Write the entries out again exactly as they stand, but without the pictures.

--- Supplied data ---
==================================================

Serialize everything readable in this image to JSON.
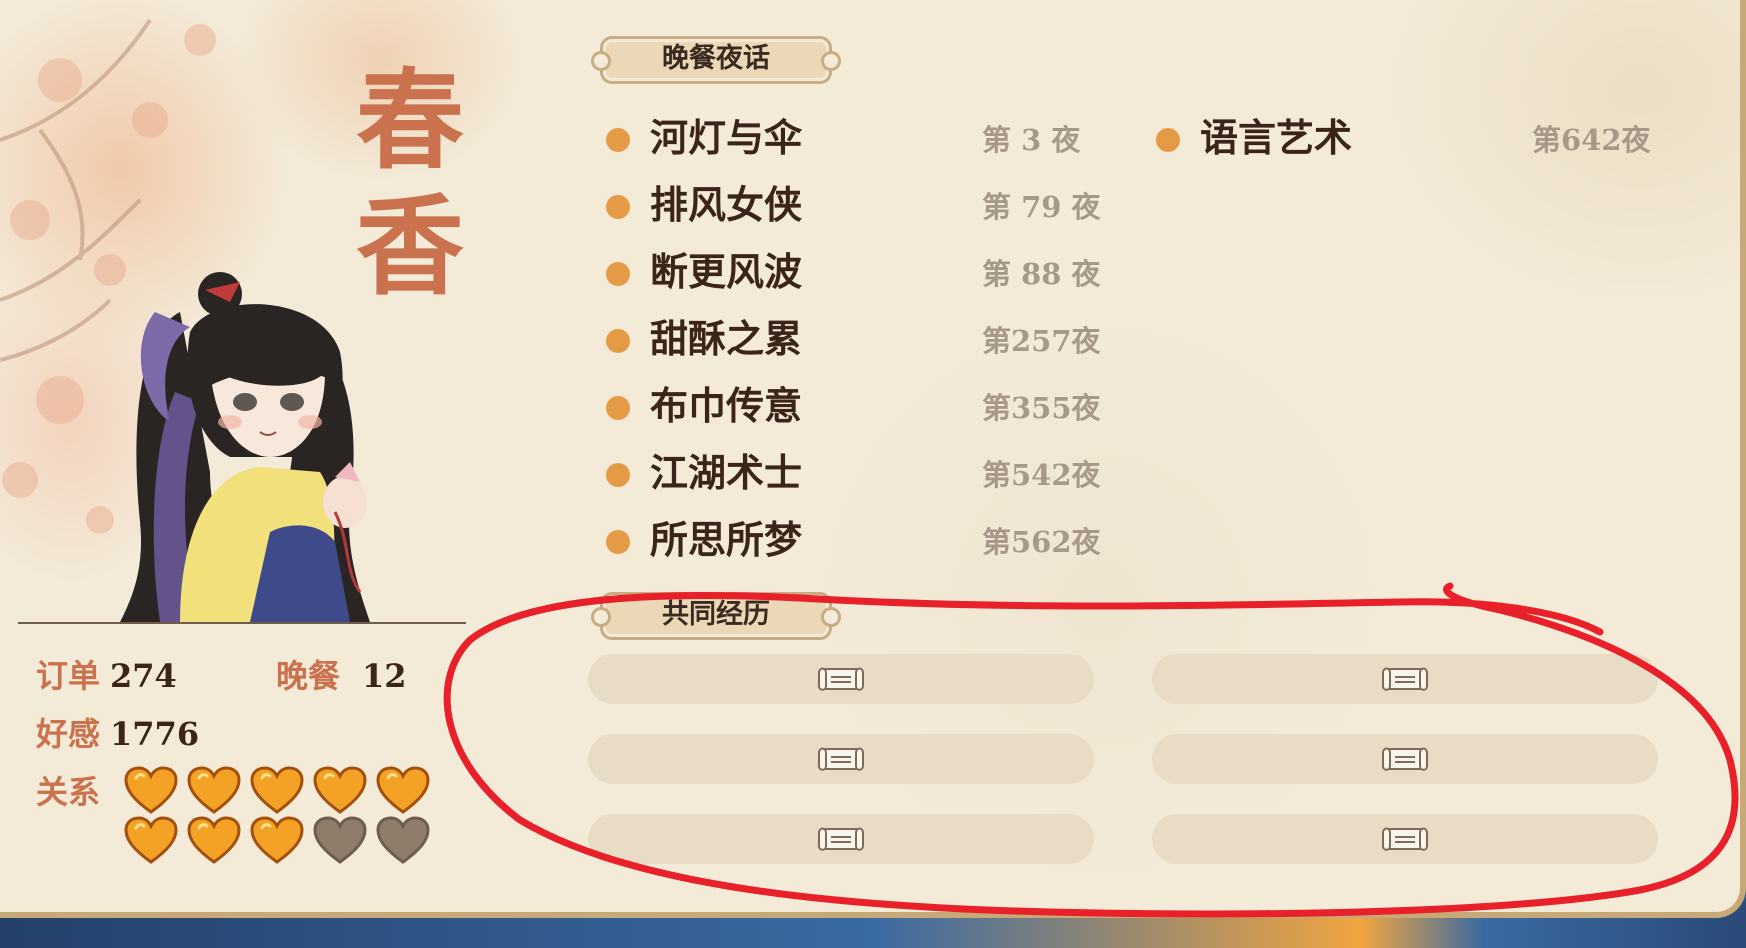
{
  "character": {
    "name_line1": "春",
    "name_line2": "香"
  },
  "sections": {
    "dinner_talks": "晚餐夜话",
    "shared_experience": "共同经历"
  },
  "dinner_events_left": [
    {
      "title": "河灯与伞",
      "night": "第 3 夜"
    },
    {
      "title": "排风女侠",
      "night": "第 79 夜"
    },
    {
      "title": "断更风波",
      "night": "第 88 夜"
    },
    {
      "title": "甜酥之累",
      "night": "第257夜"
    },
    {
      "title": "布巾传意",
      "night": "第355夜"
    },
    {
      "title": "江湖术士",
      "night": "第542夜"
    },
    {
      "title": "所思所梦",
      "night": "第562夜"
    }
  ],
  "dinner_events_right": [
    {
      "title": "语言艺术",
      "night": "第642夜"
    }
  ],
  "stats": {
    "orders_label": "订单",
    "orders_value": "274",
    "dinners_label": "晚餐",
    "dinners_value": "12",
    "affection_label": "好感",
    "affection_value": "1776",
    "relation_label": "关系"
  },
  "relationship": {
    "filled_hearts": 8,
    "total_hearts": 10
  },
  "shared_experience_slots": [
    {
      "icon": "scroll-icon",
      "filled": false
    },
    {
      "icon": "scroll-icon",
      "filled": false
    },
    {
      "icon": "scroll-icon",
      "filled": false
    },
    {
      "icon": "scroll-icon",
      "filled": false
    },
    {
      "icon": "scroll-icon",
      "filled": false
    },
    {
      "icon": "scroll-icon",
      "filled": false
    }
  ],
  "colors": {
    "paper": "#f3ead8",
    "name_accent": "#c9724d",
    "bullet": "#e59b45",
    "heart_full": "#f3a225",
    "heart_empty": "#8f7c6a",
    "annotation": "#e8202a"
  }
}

==================================================

--- Task answer ---
Serialize everything readable in this image to JSON.
{
  "character": {
    "name_line1": "春",
    "name_line2": "香"
  },
  "sections": {
    "dinner_talks": "晚餐夜话",
    "shared_experience": "共同经历"
  },
  "dinner_events_left": [
    {
      "title": "河灯与伞",
      "night": "第 3 夜"
    },
    {
      "title": "排风女侠",
      "night": "第 79 夜"
    },
    {
      "title": "断更风波",
      "night": "第 88 夜"
    },
    {
      "title": "甜酥之累",
      "night": "第257夜"
    },
    {
      "title": "布巾传意",
      "night": "第355夜"
    },
    {
      "title": "江湖术士",
      "night": "第542夜"
    },
    {
      "title": "所思所梦",
      "night": "第562夜"
    }
  ],
  "dinner_events_right": [
    {
      "title": "语言艺术",
      "night": "第642夜"
    }
  ],
  "stats": {
    "orders_label": "订单",
    "orders_value": "274",
    "dinners_label": "晚餐",
    "dinners_value": "12",
    "affection_label": "好感",
    "affection_value": "1776",
    "relation_label": "关系"
  },
  "relationship": {
    "filled_hearts": 8,
    "total_hearts": 10
  },
  "shared_experience_slots": [
    {
      "icon": "scroll-icon",
      "filled": false
    },
    {
      "icon": "scroll-icon",
      "filled": false
    },
    {
      "icon": "scroll-icon",
      "filled": false
    },
    {
      "icon": "scroll-icon",
      "filled": false
    },
    {
      "icon": "scroll-icon",
      "filled": false
    },
    {
      "icon": "scroll-icon",
      "filled": false
    }
  ],
  "colors": {
    "paper": "#f3ead8",
    "name_accent": "#c9724d",
    "bullet": "#e59b45",
    "heart_full": "#f3a225",
    "heart_empty": "#8f7c6a",
    "annotation": "#e8202a"
  }
}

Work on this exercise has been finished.